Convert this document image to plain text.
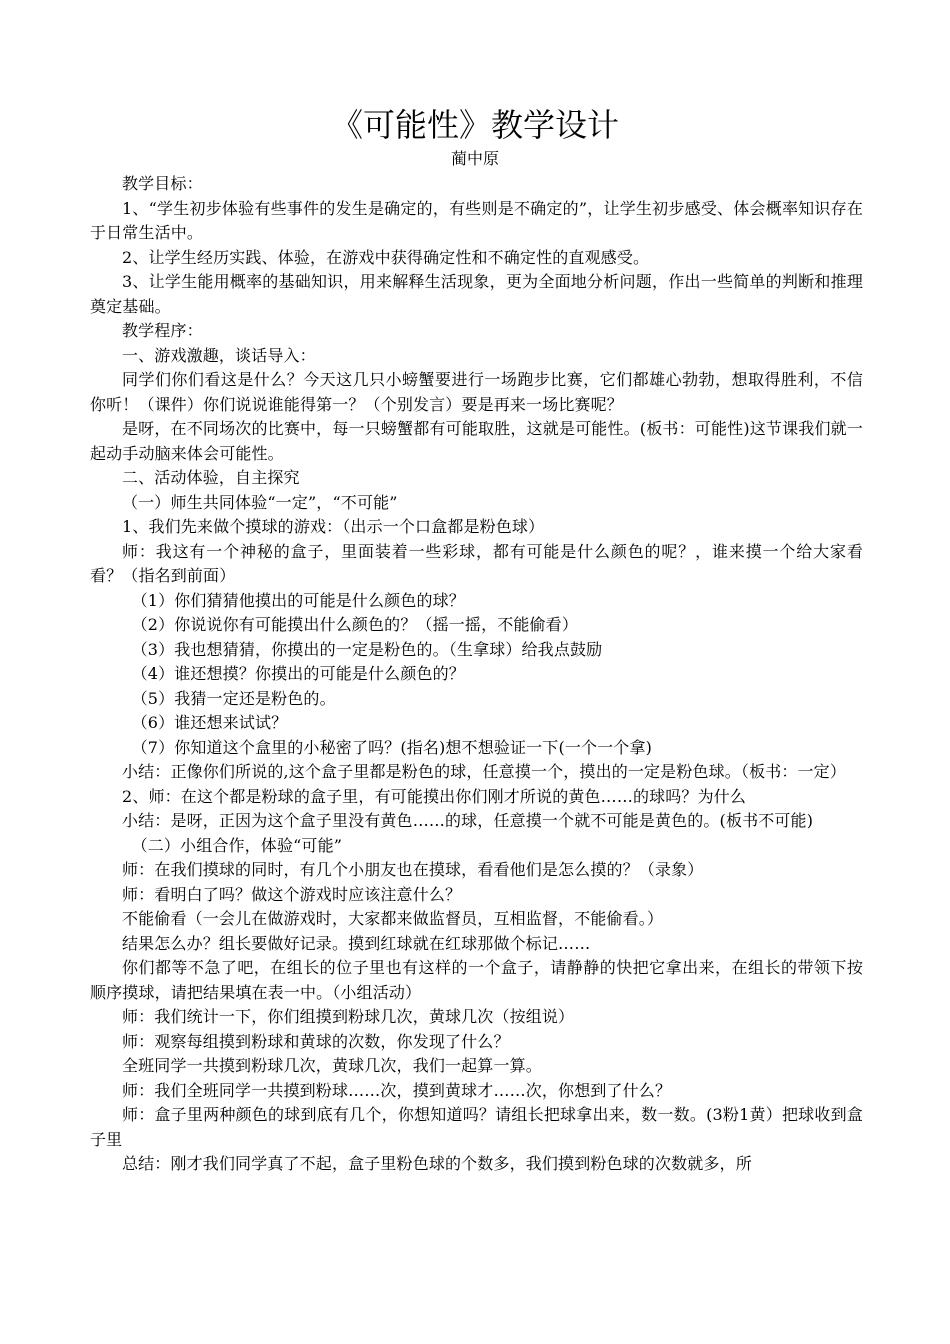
《可能性》教学设计
蔺中原

教学目标：

1、“学生初步体验有些事件的发生是确定的，有些则是不确定的”，让学生初步感受、体会概率知识存在于日常生活中。

2、让学生经历实践、体验，在游戏中获得确定性和不确定性的直观感受。

3、让学生能用概率的基础知识，用来解释生活现象，更为全面地分析问题，作出一些简单的判断和推理奠定基础。

教学程序：

一、游戏激趣，谈话导入：

同学们你们看这是什么？今天这几只小螃蟹要进行一场跑步比赛，它们都雄心勃勃，想取得胜利，不信你听！（课件）你们说说谁能得第一？（个别发言）要是再来一场比赛呢？

是呀，在不同场次的比赛中，每一只螃蟹都有可能取胜，这就是可能性。(板书：可能性)这节课我们就一起动手动脑来体会可能性。

二、活动体验，自主探究

（一）师生共同体验“一定”，“不可能”

1、我们先来做个摸球的游戏：（出示一个口盒都是粉色球）

师：我这有一个神秘的盒子，里面装着一些彩球，都有可能是什么颜色的呢？，谁来摸一个给大家看看？（指名到前面）

（1）你们猜猜他摸出的可能是什么颜色的球？

（2）你说说你有可能摸出什么颜色的？（摇一摇，不能偷看）

（3）我也想猜猜，你摸出的一定是粉色的。（生拿球）给我点鼓励

（4）谁还想摸？你摸出的可能是什么颜色的？

（5）我猜一定还是粉色的。

（6）谁还想来试试？

（7）你知道这个盒里的小秘密了吗？(指名)想不想验证一下(一个一个拿)

小结：正像你们所说的,这个盒子里都是粉色的球，任意摸一个，摸出的一定是粉色球。（板书：一定）

2、师：在这个都是粉球的盒子里，有可能摸出你们刚才所说的黄色……的球吗？为什么

小结：是呀，正因为这个盒子里没有黄色……的球，任意摸一个就不可能是黄色的。(板书不可能)

（二）小组合作，体验“可能”

师：在我们摸球的同时，有几个小朋友也在摸球，看看他们是怎么摸的？（录象）

师：看明白了吗？做这个游戏时应该注意什么？

不能偷看（一会儿在做游戏时，大家都来做监督员，互相监督，不能偷看。）

结果怎么办？组长要做好记录。摸到红球就在红球那做个标记……

你们都等不急了吧，在组长的位子里也有这样的一个盒子，请静静的快把它拿出来，在组长的带领下按顺序摸球，请把结果填在表一中。（小组活动）

师：我们统计一下，你们组摸到粉球几次，黄球几次（按组说）

师：观察每组摸到粉球和黄球的次数，你发现了什么？

全班同学一共摸到粉球几次，黄球几次，我们一起算一算。

师：我们全班同学一共摸到粉球……次，摸到黄球才……次，你想到了什么？

师：盒子里两种颜色的球到底有几个，你想知道吗？请组长把球拿出来，数一数。(3粉1黄）把球收到盒子里

总结：刚才我们同学真了不起，盒子里粉色球的个数多，我们摸到粉色球的次数就多，所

※ ※ ※

● **Written instruction**
Set down the complete material exactly, but do not include the images.

● **Result**
Convert this document image to plain text.
《可能性》教学设计
蔺中原

教学目标：

1、“学生初步体验有些事件的发生是确定的，有些则是不确定的”，让学生初步感受、体会概率知识存在于日常生活中。

2、让学生经历实践、体验，在游戏中获得确定性和不确定性的直观感受。

3、让学生能用概率的基础知识，用来解释生活现象，更为全面地分析问题，作出一些简单的判断和推理奠定基础。

教学程序：

一、游戏激趣，谈话导入：

同学们你们看这是什么？今天这几只小螃蟹要进行一场跑步比赛，它们都雄心勃勃，想取得胜利，不信你听！（课件）你们说说谁能得第一？（个别发言）要是再来一场比赛呢？

是呀，在不同场次的比赛中，每一只螃蟹都有可能取胜，这就是可能性。(板书：可能性)这节课我们就一起动手动脑来体会可能性。

二、活动体验，自主探究

（一）师生共同体验“一定”，“不可能”

1、我们先来做个摸球的游戏：（出示一个口盒都是粉色球）

师：我这有一个神秘的盒子，里面装着一些彩球，都有可能是什么颜色的呢？，谁来摸一个给大家看看？（指名到前面）

（1）你们猜猜他摸出的可能是什么颜色的球？

（2）你说说你有可能摸出什么颜色的？（摇一摇，不能偷看）

（3）我也想猜猜，你摸出的一定是粉色的。（生拿球）给我点鼓励

（4）谁还想摸？你摸出的可能是什么颜色的？

（5）我猜一定还是粉色的。

（6）谁还想来试试？

（7）你知道这个盒里的小秘密了吗？(指名)想不想验证一下(一个一个拿)

小结：正像你们所说的,这个盒子里都是粉色的球，任意摸一个，摸出的一定是粉色球。（板书：一定）

2、师：在这个都是粉球的盒子里，有可能摸出你们刚才所说的黄色……的球吗？为什么

小结：是呀，正因为这个盒子里没有黄色……的球，任意摸一个就不可能是黄色的。(板书不可能)

（二）小组合作，体验“可能”

师：在我们摸球的同时，有几个小朋友也在摸球，看看他们是怎么摸的？（录象）

师：看明白了吗？做这个游戏时应该注意什么？

不能偷看（一会儿在做游戏时，大家都来做监督员，互相监督，不能偷看。）

结果怎么办？组长要做好记录。摸到红球就在红球那做个标记……

你们都等不急了吧，在组长的位子里也有这样的一个盒子，请静静的快把它拿出来，在组长的带领下按顺序摸球，请把结果填在表一中。（小组活动）

师：我们统计一下，你们组摸到粉球几次，黄球几次（按组说）

师：观察每组摸到粉球和黄球的次数，你发现了什么？

全班同学一共摸到粉球几次，黄球几次，我们一起算一算。

师：我们全班同学一共摸到粉球……次，摸到黄球才……次，你想到了什么？

师：盒子里两种颜色的球到底有几个，你想知道吗？请组长把球拿出来，数一数。(3粉1黄）把球收到盒子里

总结：刚才我们同学真了不起，盒子里粉色球的个数多，我们摸到粉色球的次数就多，所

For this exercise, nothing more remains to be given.